_TEXT_:
Senior devs too good for AI? Saving energy, not time

Sep 22, 2025

If you’re like me… the more experience you have, the harder it is for you to gain from coding with AI:

  1. You’re doing harder tasks in the first place.

  2. You’re better at execution, so your baseline is much higher.

  3. Your idea of what code is good is much more developed and specific, so the bar is higher, and you’ll accept a much narrower range of solutions.

I am a technical director with 25 years of intense experience, so I’ve been suffering this conundrum ever since AI coding got traction.

Many professionals are gonna try AI agents and say “wow this is really stupid, I’d rather do it all myself”. Honestly — I was tempted myself.

And yet. I’ve been too curious. And I think I made it work. If you approach this thing like any other challenge in your professional life, there are lots of gains to be had.

I got three insights here.

1. AI saves energy, not time

When executing at the 100% of my abilities, I will outdo AI in both pace and quality.

However, I’m a human being and can’t always be at 100%.

And when I am tired, sleepy, or just not feeling quite right, AI is an amazing addition to my workflow:

So I found these good uses for AI:

Very often I’ll get going and will find it comfortable to take over for that “last mile” of changes that are easier done myself than explained to AI.

2. AI is more capable when used smartly

I started out with a pretty naive usage with just a bunch of instruction files, but when I scaled that to a family of subagents with a defined workflow, with the right prompts, I found AI to be about two orders of magnitude more capable.

The gist of my setup is:

  1. You want subagents with a clear separation of duties. At the very least, you need to split up: planning from execution; test writing from implementation; code review from everything else.

  2. You want a specific workflow that iterates over planning, execution and reviews steps.

  3. You want to train each subagent to adhere to the exact style and process that you like. This includes general instructions (like CLAUDE.md), agent-specific instructions, and agent personalities (naming an agent after a famous person to gain the well-known traits of that person “for free”).

_RECORDED INFORMATION_:
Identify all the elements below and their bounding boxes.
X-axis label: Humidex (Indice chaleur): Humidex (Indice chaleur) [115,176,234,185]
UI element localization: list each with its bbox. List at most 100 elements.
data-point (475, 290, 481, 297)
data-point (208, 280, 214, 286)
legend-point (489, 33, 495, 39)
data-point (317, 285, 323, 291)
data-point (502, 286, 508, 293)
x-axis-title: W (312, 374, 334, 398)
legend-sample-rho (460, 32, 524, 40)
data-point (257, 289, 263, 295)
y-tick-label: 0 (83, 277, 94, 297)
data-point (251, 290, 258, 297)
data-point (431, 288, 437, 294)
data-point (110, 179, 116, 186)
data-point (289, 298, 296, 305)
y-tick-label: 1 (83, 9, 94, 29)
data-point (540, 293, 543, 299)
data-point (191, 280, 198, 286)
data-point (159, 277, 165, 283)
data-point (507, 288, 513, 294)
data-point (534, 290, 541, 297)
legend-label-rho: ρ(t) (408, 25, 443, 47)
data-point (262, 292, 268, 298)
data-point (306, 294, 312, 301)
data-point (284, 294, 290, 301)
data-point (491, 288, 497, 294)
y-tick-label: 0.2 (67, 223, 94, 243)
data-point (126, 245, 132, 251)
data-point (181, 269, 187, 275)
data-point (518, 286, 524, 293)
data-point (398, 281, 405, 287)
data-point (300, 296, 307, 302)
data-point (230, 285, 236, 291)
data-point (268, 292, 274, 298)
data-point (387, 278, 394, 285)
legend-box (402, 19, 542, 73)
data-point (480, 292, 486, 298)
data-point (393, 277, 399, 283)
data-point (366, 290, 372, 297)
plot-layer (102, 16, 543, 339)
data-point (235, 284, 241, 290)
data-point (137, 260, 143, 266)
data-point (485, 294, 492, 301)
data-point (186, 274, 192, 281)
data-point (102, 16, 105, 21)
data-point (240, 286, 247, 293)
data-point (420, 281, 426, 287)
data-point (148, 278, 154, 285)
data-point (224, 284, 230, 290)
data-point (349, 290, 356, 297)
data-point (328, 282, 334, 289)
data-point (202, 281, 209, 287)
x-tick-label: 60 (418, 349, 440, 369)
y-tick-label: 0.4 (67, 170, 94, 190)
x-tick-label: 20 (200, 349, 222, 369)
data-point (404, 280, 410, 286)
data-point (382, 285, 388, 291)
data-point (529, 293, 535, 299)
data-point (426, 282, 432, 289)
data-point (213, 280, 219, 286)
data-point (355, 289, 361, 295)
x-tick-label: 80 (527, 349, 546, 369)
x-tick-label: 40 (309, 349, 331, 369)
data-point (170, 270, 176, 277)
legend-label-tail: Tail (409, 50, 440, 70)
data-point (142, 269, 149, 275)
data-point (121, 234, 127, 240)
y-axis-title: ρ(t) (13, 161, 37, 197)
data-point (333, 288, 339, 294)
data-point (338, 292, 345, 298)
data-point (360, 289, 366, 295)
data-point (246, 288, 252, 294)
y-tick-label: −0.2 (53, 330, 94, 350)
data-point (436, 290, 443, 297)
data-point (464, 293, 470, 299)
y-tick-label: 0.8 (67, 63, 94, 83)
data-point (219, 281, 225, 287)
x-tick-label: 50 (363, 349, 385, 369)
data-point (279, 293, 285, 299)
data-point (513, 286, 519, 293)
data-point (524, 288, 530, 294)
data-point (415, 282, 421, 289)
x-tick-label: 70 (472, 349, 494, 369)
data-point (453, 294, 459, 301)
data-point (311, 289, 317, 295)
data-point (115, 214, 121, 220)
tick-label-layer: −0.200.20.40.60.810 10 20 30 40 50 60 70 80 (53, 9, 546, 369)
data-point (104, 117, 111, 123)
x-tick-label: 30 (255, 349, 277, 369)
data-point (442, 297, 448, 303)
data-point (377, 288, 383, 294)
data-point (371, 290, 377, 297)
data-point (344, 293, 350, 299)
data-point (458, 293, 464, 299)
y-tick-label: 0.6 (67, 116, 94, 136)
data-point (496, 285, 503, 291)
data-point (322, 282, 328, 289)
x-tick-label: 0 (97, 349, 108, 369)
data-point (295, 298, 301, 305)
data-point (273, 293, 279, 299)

_EXERCISE INSTRUCTIONS_:
1/ According to the essay on senior developers and AI coding, what are the minimum splits needed between subagents?
2/ Carry on the essay about senior developers and AI coding from its final sentence.
The records have nothing to do with this work.

_ANSWERS TO THE TASKS_:
1/ Planning must be split from execution, test writing from implementation, and code review from everything else.

2/
3. Parallel execution

Just having an agent helping you out in your main worktree is very limiting (in a sense that it’s hard to make it work efficiently enough to be useful).

What you want instead is 1 to 3 separate checkouts of your project, so that you can have multiple agentic tasks running in parallel. Just clone your project a few extra times, and run claude (or your agent of choice) in each folder, and keep each instance open in your favorite text editor/IDE.

For me, three parallel agents is about the most I can handle, because my ability to review their results and give revision requests becomes a bottleneck. An agent takes 20–60 minutes to complete a task, and it takes me about 15–30 minutes to review and give feedback, so three agents saturate my entire bandwidth.

(I know some people use Git worktrees for this, and it sounds really smart, but I just use plain old clones.)

My review workflow is quite simple: I read the changes in Sublime Merge (my Git client of choice), and go more in-depth in Zed (my editor of choice) when needed. Then I write a very detailed revision request for Claude.

My workflow

These days I just send every task to AI, so the range varies from simple copy changes to complex new features. A good number of those are still too hard for AI to handle, but:

  1. I expand each ticket with an “Impl:” section where I describe roughly how I would go about implementing it, so AI will at least partially do what I was gonna do anyway.

  2. I ask AI to handle the ticket initially, and allow it a few iterations with my review and revision requests. Doing 1–3 iterations strikes the right balance for me, I rarely go beyond that.

  3. Finally, I take over, finish and clean up the implementation.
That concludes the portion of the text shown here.